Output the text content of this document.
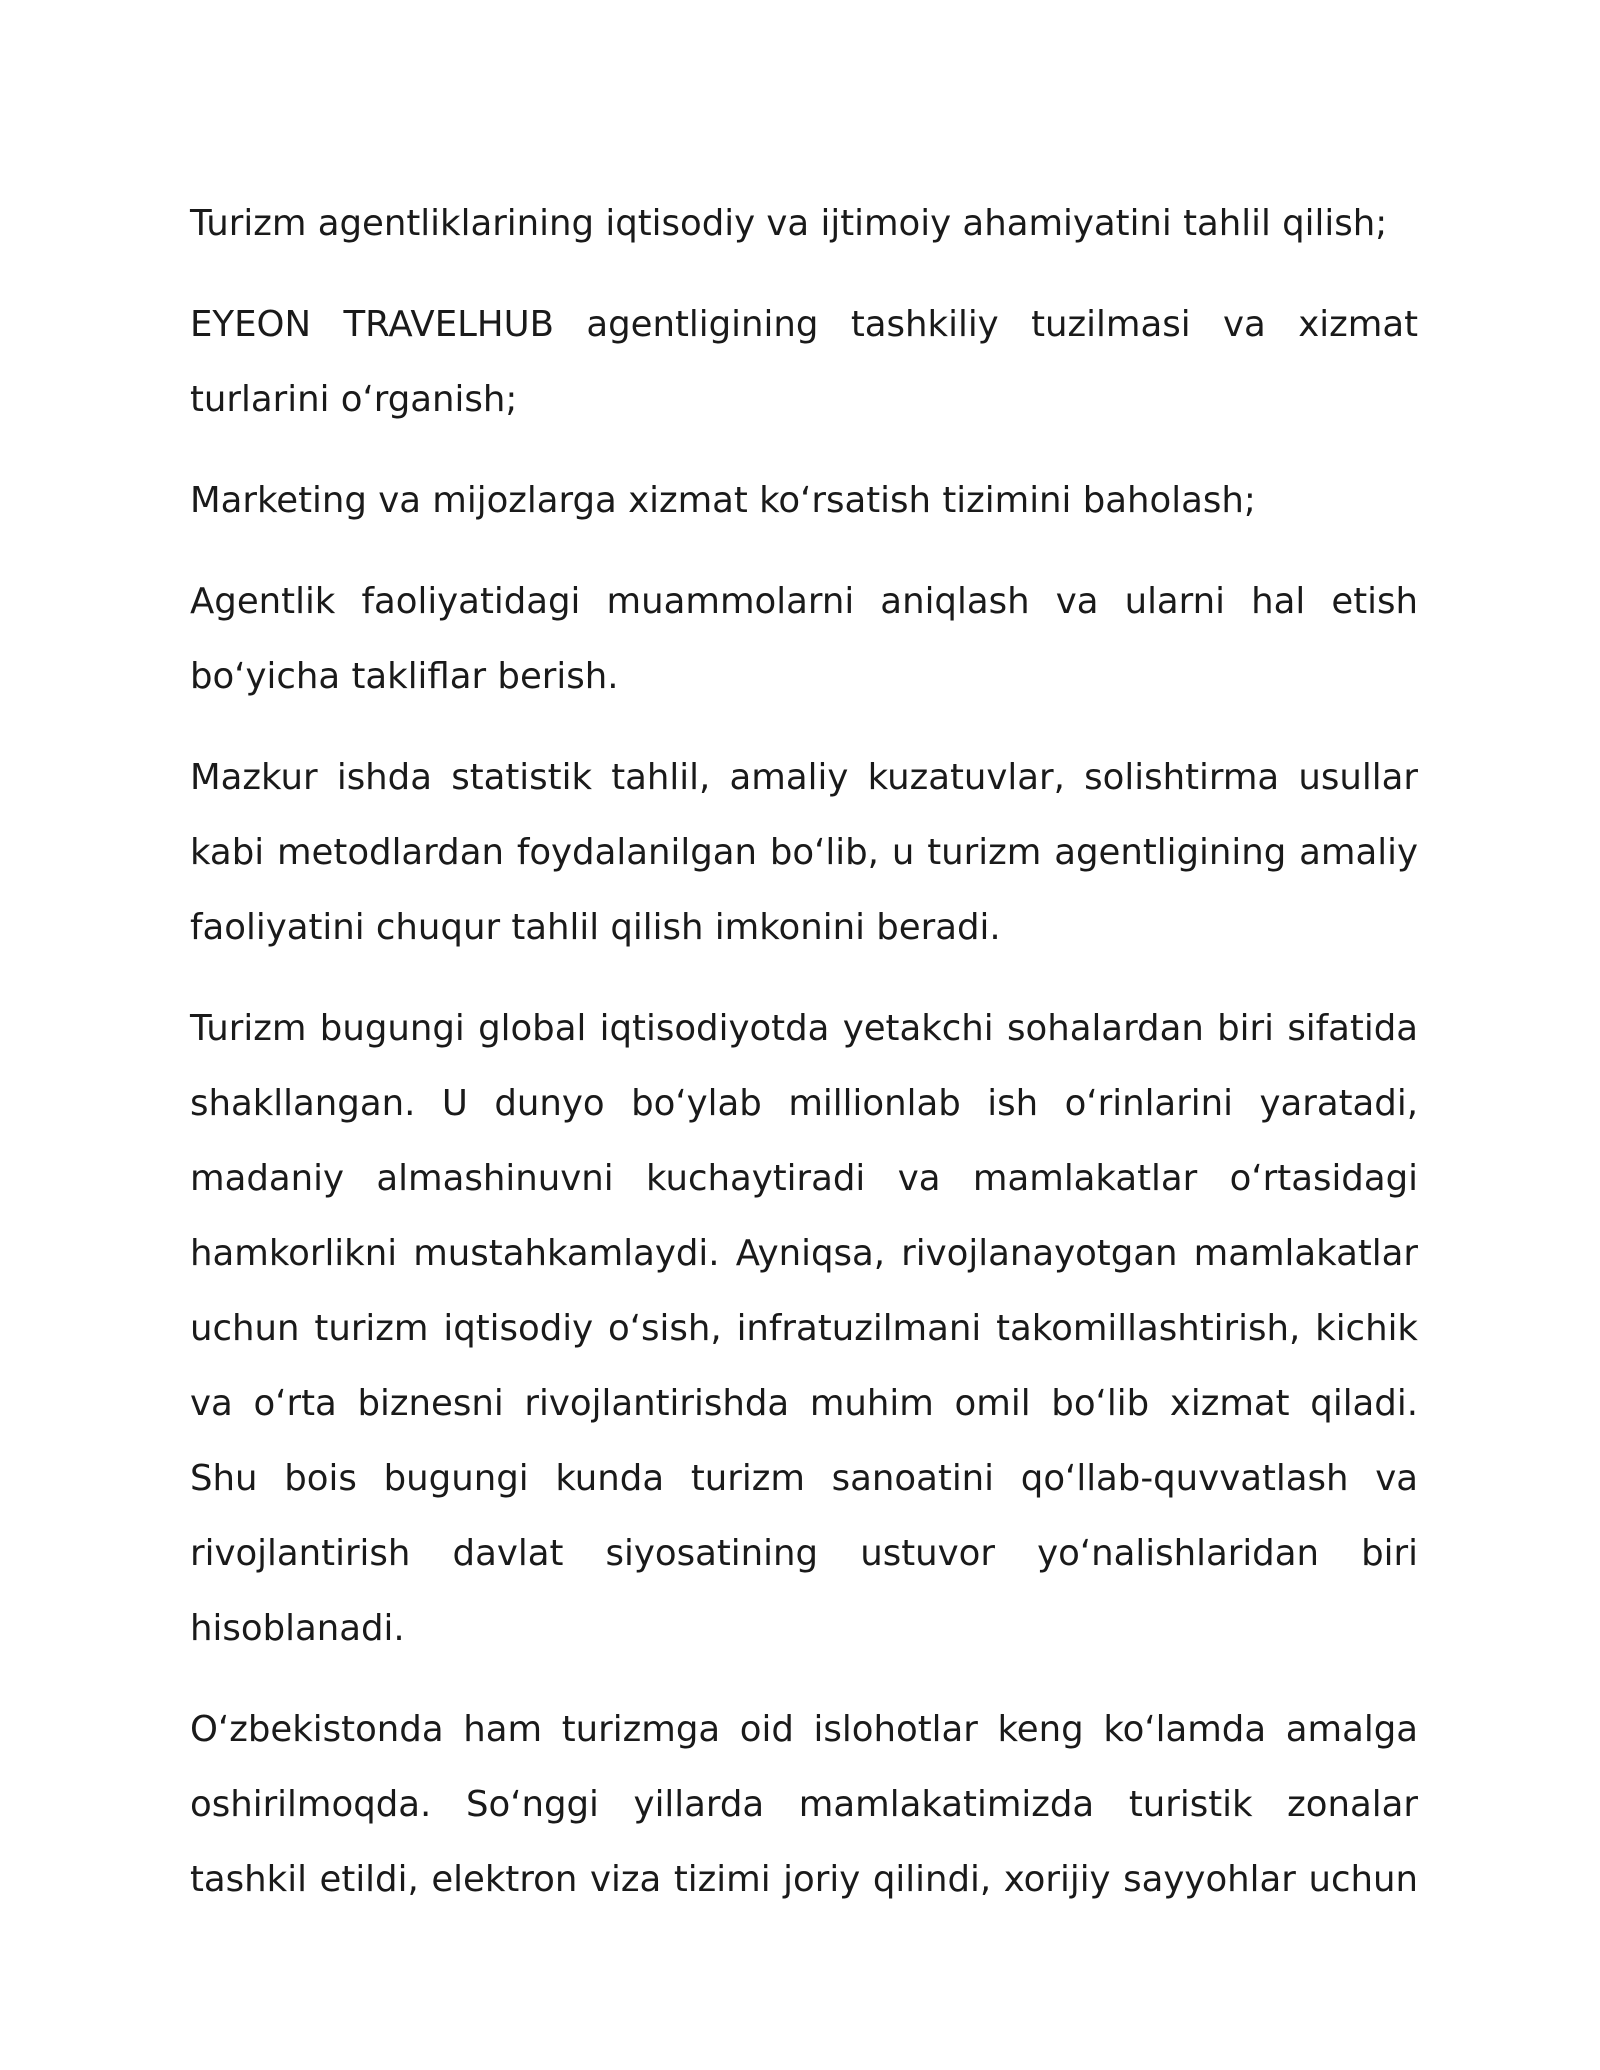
Turizm agentliklarining iqtisodiy va ijtimoiy ahamiyatini tahlil qilish;

EYEON TRAVELHUB agentligining tashkiliy tuzilmasi va xizmat turlarini o‘rganish;

Marketing va mijozlarga xizmat ko‘rsatish tizimini baholash;

Agentlik faoliyatidagi muammolarni aniqlash va ularni hal etish bo‘yicha takliflar berish.

Mazkur ishda statistik tahlil, amaliy kuzatuvlar, solishtirma usullar kabi metodlardan foydalanilgan bo‘lib, u turizm agentligining amaliy faoliyatini chuqur tahlil qilish imkonini beradi.

Turizm bugungi global iqtisodiyotda yetakchi sohalardan biri sifatida shakllangan. U dunyo bo‘ylab millionlab ish o‘rinlarini yaratadi, madaniy almashinuvni kuchaytiradi va mamlakatlar o‘rtasidagi hamkorlikni mustahkamlaydi. Ayniqsa, rivojlanayotgan mamlakatlar uchun turizm iqtisodiy o‘sish, infratuzilmani takomillashtirish, kichik va o‘rta biznesni rivojlantirishda muhim omil bo‘lib xizmat qiladi. Shu bois bugungi kunda turizm sanoatini qo‘llab-quvvatlash va rivojlantirish davlat siyosatining ustuvor yo‘nalishlaridan biri hisoblanadi.

O‘zbekistonda ham turizmga oid islohotlar keng ko‘lamda amalga oshirilmoqda. So‘nggi yillarda mamlakatimizda turistik zonalar tashkil etildi, elektron viza tizimi joriy qilindi, xorijiy sayyohlar uchun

Written request: In your copy of the records, include no pictures; repeat everything else exactly.

Reply:
Output the text content of this document.
Turizm agentliklarining iqtisodiy va ijtimoiy ahamiyatini tahlil qilish;

EYEON TRAVELHUB agentligining tashkiliy tuzilmasi va xizmat turlarini o‘rganish;

Marketing va mijozlarga xizmat ko‘rsatish tizimini baholash;

Agentlik faoliyatidagi muammolarni aniqlash va ularni hal etish bo‘yicha takliflar berish.

Mazkur ishda statistik tahlil, amaliy kuzatuvlar, solishtirma usullar kabi metodlardan foydalanilgan bo‘lib, u turizm agentligining amaliy faoliyatini chuqur tahlil qilish imkonini beradi.

Turizm bugungi global iqtisodiyotda yetakchi sohalardan biri sifatida shakllangan. U dunyo bo‘ylab millionlab ish o‘rinlarini yaratadi, madaniy almashinuvni kuchaytiradi va mamlakatlar o‘rtasidagi hamkorlikni mustahkamlaydi. Ayniqsa, rivojlanayotgan mamlakatlar uchun turizm iqtisodiy o‘sish, infratuzilmani takomillashtirish, kichik va o‘rta biznesni rivojlantirishda muhim omil bo‘lib xizmat qiladi. Shu bois bugungi kunda turizm sanoatini qo‘llab-quvvatlash va rivojlantirish davlat siyosatining ustuvor yo‘nalishlaridan biri hisoblanadi.

O‘zbekistonda ham turizmga oid islohotlar keng ko‘lamda amalga oshirilmoqda. So‘nggi yillarda mamlakatimizda turistik zonalar tashkil etildi, elektron viza tizimi joriy qilindi, xorijiy sayyohlar uchun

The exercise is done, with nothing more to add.